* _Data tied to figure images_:
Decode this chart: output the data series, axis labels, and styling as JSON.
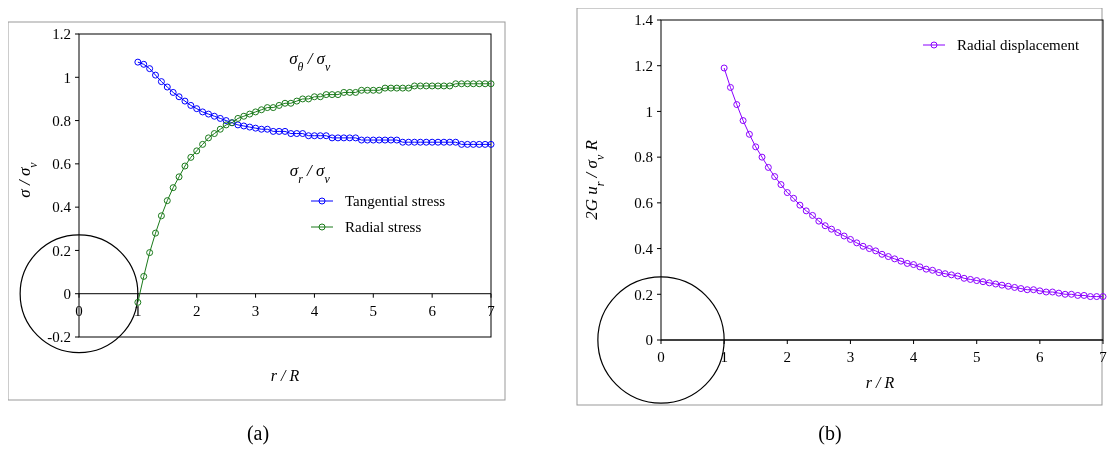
{
  "chart_data": [
    {
      "type": "line",
      "title": "(a)",
      "xlabel": "r / R",
      "ylabel": "σ / σ$_{v}$",
      "xlim": [
        0,
        7
      ],
      "xticks": [
        0,
        1,
        2,
        3,
        4,
        5,
        6,
        7
      ],
      "ylim": [
        -0.2,
        1.2
      ],
      "yticks": [
        -0.2,
        0,
        0.2,
        0.4,
        0.6,
        0.8,
        1,
        1.2
      ],
      "grid": false,
      "legend": "bottom right",
      "marker": "circle",
      "line_style": "solid",
      "x": [
        1,
        1.1,
        1.2,
        1.3,
        1.4,
        1.5,
        1.6,
        1.7,
        1.8,
        1.9,
        2,
        2.1,
        2.2,
        2.3,
        2.4,
        2.5,
        2.6,
        2.7,
        2.8,
        2.9,
        3,
        3.1,
        3.2,
        3.3,
        3.4,
        3.5,
        3.6,
        3.7,
        3.8,
        3.9,
        4,
        4.1,
        4.2,
        4.3,
        4.4,
        4.5,
        4.6,
        4.7,
        4.8,
        4.9,
        5,
        5.1,
        5.2,
        5.3,
        5.4,
        5.5,
        5.6,
        5.7,
        5.8,
        5.9,
        6,
        6.1,
        6.2,
        6.3,
        6.4,
        6.5,
        6.6,
        6.7,
        6.8,
        6.9,
        7
      ],
      "annotations": [
        "σ$_{θ}$ / σ$_{v}$",
        "σ$_{r}$ / σ$_{v}$"
      ],
      "series": [
        {
          "name": "Tangential stress",
          "color": "#0000ff",
          "values": [
            1.07,
            1.06,
            1.04,
            1.01,
            0.98,
            0.955,
            0.93,
            0.91,
            0.89,
            0.87,
            0.855,
            0.84,
            0.83,
            0.82,
            0.81,
            0.8,
            0.79,
            0.78,
            0.775,
            0.77,
            0.765,
            0.76,
            0.76,
            0.75,
            0.75,
            0.75,
            0.74,
            0.74,
            0.74,
            0.73,
            0.73,
            0.73,
            0.73,
            0.72,
            0.72,
            0.72,
            0.72,
            0.72,
            0.71,
            0.71,
            0.71,
            0.71,
            0.71,
            0.71,
            0.71,
            0.7,
            0.7,
            0.7,
            0.7,
            0.7,
            0.7,
            0.7,
            0.7,
            0.7,
            0.7,
            0.69,
            0.69,
            0.69,
            0.69,
            0.69,
            0.69
          ]
        },
        {
          "name": "Radial stress",
          "color": "#1a7a1a",
          "values": [
            -0.04,
            0.08,
            0.19,
            0.28,
            0.36,
            0.43,
            0.49,
            0.54,
            0.59,
            0.63,
            0.66,
            0.69,
            0.72,
            0.74,
            0.76,
            0.78,
            0.79,
            0.81,
            0.82,
            0.83,
            0.84,
            0.85,
            0.86,
            0.86,
            0.87,
            0.88,
            0.88,
            0.89,
            0.9,
            0.9,
            0.91,
            0.91,
            0.92,
            0.92,
            0.92,
            0.93,
            0.93,
            0.93,
            0.94,
            0.94,
            0.94,
            0.94,
            0.95,
            0.95,
            0.95,
            0.95,
            0.95,
            0.96,
            0.96,
            0.96,
            0.96,
            0.96,
            0.96,
            0.96,
            0.97,
            0.97,
            0.97,
            0.97,
            0.97,
            0.97,
            0.97
          ]
        }
      ]
    },
    {
      "type": "line",
      "title": "(b)",
      "xlabel": "r / R",
      "ylabel": "2G u$_{r}$ / σ$_{v}$ R",
      "xlim": [
        0,
        7
      ],
      "xticks": [
        0,
        1,
        2,
        3,
        4,
        5,
        6,
        7
      ],
      "ylim": [
        0,
        1.4
      ],
      "yticks": [
        0,
        0.2,
        0.4,
        0.6,
        0.8,
        1,
        1.2,
        1.4
      ],
      "grid": false,
      "legend": "top right",
      "marker": "circle",
      "line_style": "solid",
      "x": [
        1,
        1.1,
        1.2,
        1.3,
        1.4,
        1.5,
        1.6,
        1.7,
        1.8,
        1.9,
        2,
        2.1,
        2.2,
        2.3,
        2.4,
        2.5,
        2.6,
        2.7,
        2.8,
        2.9,
        3,
        3.1,
        3.2,
        3.3,
        3.4,
        3.5,
        3.6,
        3.7,
        3.8,
        3.9,
        4,
        4.1,
        4.2,
        4.3,
        4.4,
        4.5,
        4.6,
        4.7,
        4.8,
        4.9,
        5,
        5.1,
        5.2,
        5.3,
        5.4,
        5.5,
        5.6,
        5.7,
        5.8,
        5.9,
        6,
        6.1,
        6.2,
        6.3,
        6.4,
        6.5,
        6.6,
        6.7,
        6.8,
        6.9,
        7
      ],
      "series": [
        {
          "name": "Radial displacement",
          "color": "#8b00ff",
          "values": [
            1.19,
            1.105,
            1.03,
            0.96,
            0.9,
            0.845,
            0.8,
            0.755,
            0.715,
            0.68,
            0.645,
            0.62,
            0.59,
            0.565,
            0.545,
            0.52,
            0.5,
            0.485,
            0.47,
            0.455,
            0.44,
            0.425,
            0.41,
            0.4,
            0.39,
            0.375,
            0.365,
            0.355,
            0.345,
            0.335,
            0.33,
            0.32,
            0.31,
            0.305,
            0.295,
            0.29,
            0.285,
            0.28,
            0.27,
            0.265,
            0.26,
            0.255,
            0.25,
            0.245,
            0.24,
            0.235,
            0.23,
            0.225,
            0.22,
            0.22,
            0.215,
            0.21,
            0.21,
            0.205,
            0.2,
            0.2,
            0.195,
            0.195,
            0.19,
            0.19,
            0.19
          ]
        }
      ]
    }
  ]
}
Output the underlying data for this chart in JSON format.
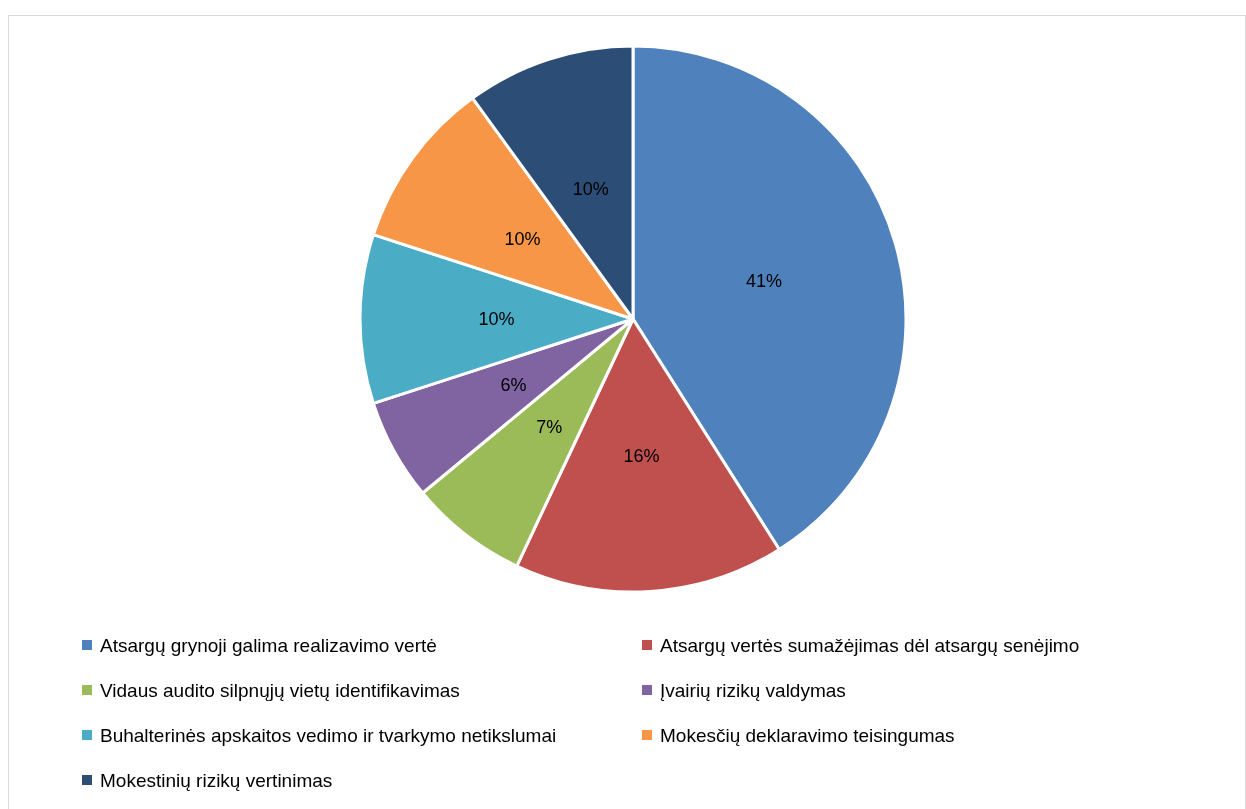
{
  "chart_data": {
    "type": "pie",
    "categories": [
      "Atsargų grynoji galima realizavimo vertė",
      "Atsargų vertės sumažėjimas dėl atsargų senėjimo",
      "Vidaus audito silpnųjų vietų identifikavimas",
      "Įvairių rizikų valdymas",
      "Buhalterinės apskaitos vedimo ir tvarkymo netikslumai",
      "Mokesčių deklaravimo teisingumas",
      "Mokestinių rizikų vertinimas"
    ],
    "values": [
      41,
      16,
      7,
      6,
      10,
      10,
      10
    ],
    "value_labels": [
      "41%",
      "16%",
      "7%",
      "6%",
      "10%",
      "10%",
      "10%"
    ],
    "colors": [
      "#4f81bd",
      "#c0504d",
      "#9bbb59",
      "#8064a2",
      "#4bacc6",
      "#f79646",
      "#2c4d75"
    ],
    "legend": "bottom"
  }
}
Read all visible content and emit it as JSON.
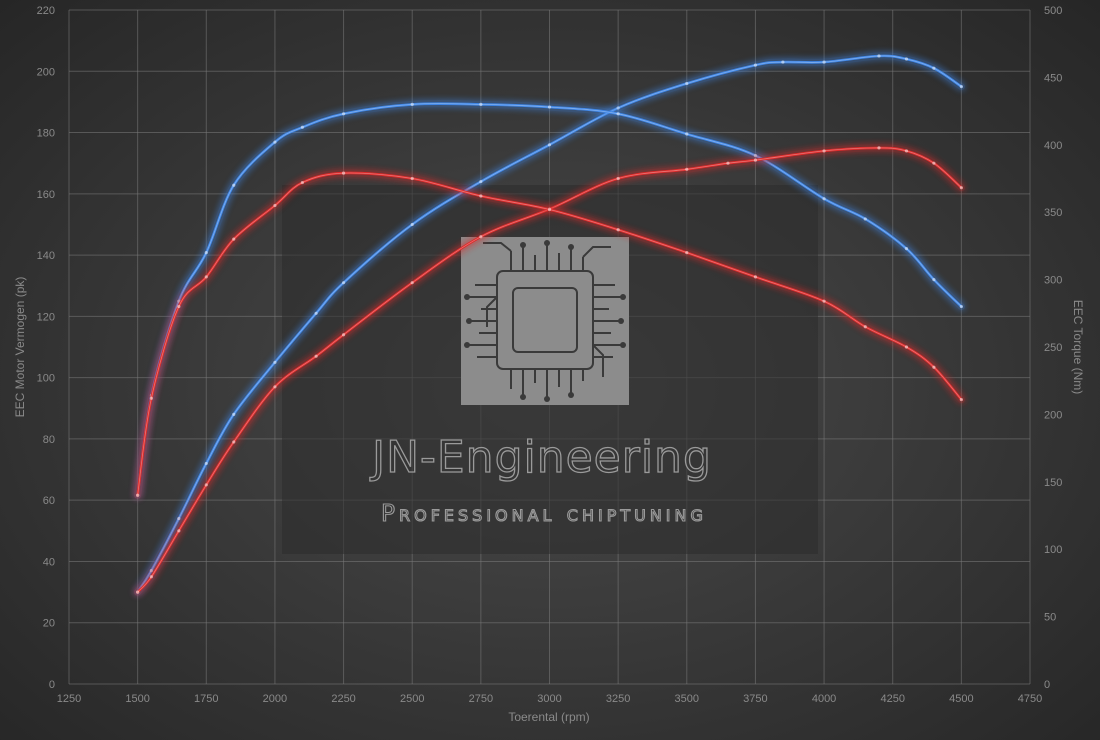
{
  "chart_data": {
    "type": "line",
    "xlabel": "Toerental (rpm)",
    "ylabel_left": "EEC Motor Vermogen (pk)",
    "ylabel_right": "EEC Torque (Nm)",
    "xlim": [
      1250,
      4750
    ],
    "ylim_left": [
      0,
      220
    ],
    "ylim_right": [
      0,
      500
    ],
    "x_ticks": [
      1250,
      1500,
      1750,
      2000,
      2250,
      2500,
      2750,
      3000,
      3250,
      3500,
      3750,
      4000,
      4250,
      4500,
      4750
    ],
    "y_left_ticks": [
      0,
      20,
      40,
      60,
      80,
      100,
      120,
      140,
      160,
      180,
      200,
      220
    ],
    "y_right_ticks": [
      0,
      50,
      100,
      150,
      200,
      250,
      300,
      350,
      400,
      450,
      500
    ],
    "grid": true,
    "series": [
      {
        "axis": "left",
        "color": "#3f86e6",
        "x": [
          1500,
          1550,
          1650,
          1750,
          1850,
          2000,
          2150,
          2250,
          2500,
          2750,
          3000,
          3250,
          3500,
          3750,
          3850,
          4000,
          4200,
          4300,
          4400,
          4500
        ],
        "y": [
          30,
          37,
          54,
          72,
          88,
          105,
          121,
          131,
          150,
          164,
          176,
          188,
          196,
          202,
          203,
          203,
          205,
          204,
          201,
          195
        ]
      },
      {
        "axis": "right",
        "color": "#3f86e6",
        "x": [
          1500,
          1550,
          1650,
          1750,
          1850,
          2000,
          2100,
          2250,
          2500,
          2750,
          3000,
          3250,
          3500,
          3750,
          4000,
          4150,
          4300,
          4400,
          4500
        ],
        "y": [
          140,
          214,
          284,
          320,
          370,
          402,
          413,
          423,
          430,
          430,
          428,
          423,
          408,
          392,
          360,
          345,
          323,
          300,
          280
        ]
      },
      {
        "axis": "left",
        "color": "#dd2b2b",
        "x": [
          1500,
          1550,
          1650,
          1750,
          1850,
          2000,
          2150,
          2250,
          2500,
          2750,
          3000,
          3250,
          3500,
          3650,
          3750,
          4000,
          4200,
          4300,
          4400,
          4500
        ],
        "y": [
          30,
          35,
          50,
          65,
          79,
          97,
          107,
          114,
          131,
          146,
          155,
          165,
          168,
          170,
          171,
          174,
          175,
          174,
          170,
          162
        ]
      },
      {
        "axis": "right",
        "color": "#dd2b2b",
        "x": [
          1500,
          1550,
          1650,
          1750,
          1850,
          2000,
          2100,
          2250,
          2500,
          2750,
          3000,
          3250,
          3500,
          3750,
          4000,
          4150,
          4300,
          4400,
          4500
        ],
        "y": [
          140,
          212,
          280,
          302,
          330,
          355,
          372,
          379,
          375,
          362,
          352,
          337,
          320,
          302,
          284,
          265,
          250,
          235,
          211
        ]
      }
    ]
  },
  "watermark": {
    "title": "JN-Engineering",
    "subtitle": "Professional chiptuning",
    "icon": "circuit-chip-icon"
  }
}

* _Task statement_:
From the material given, work out how many lines hold the string "Radial"; state that number and nothing further.

* _Result_:
2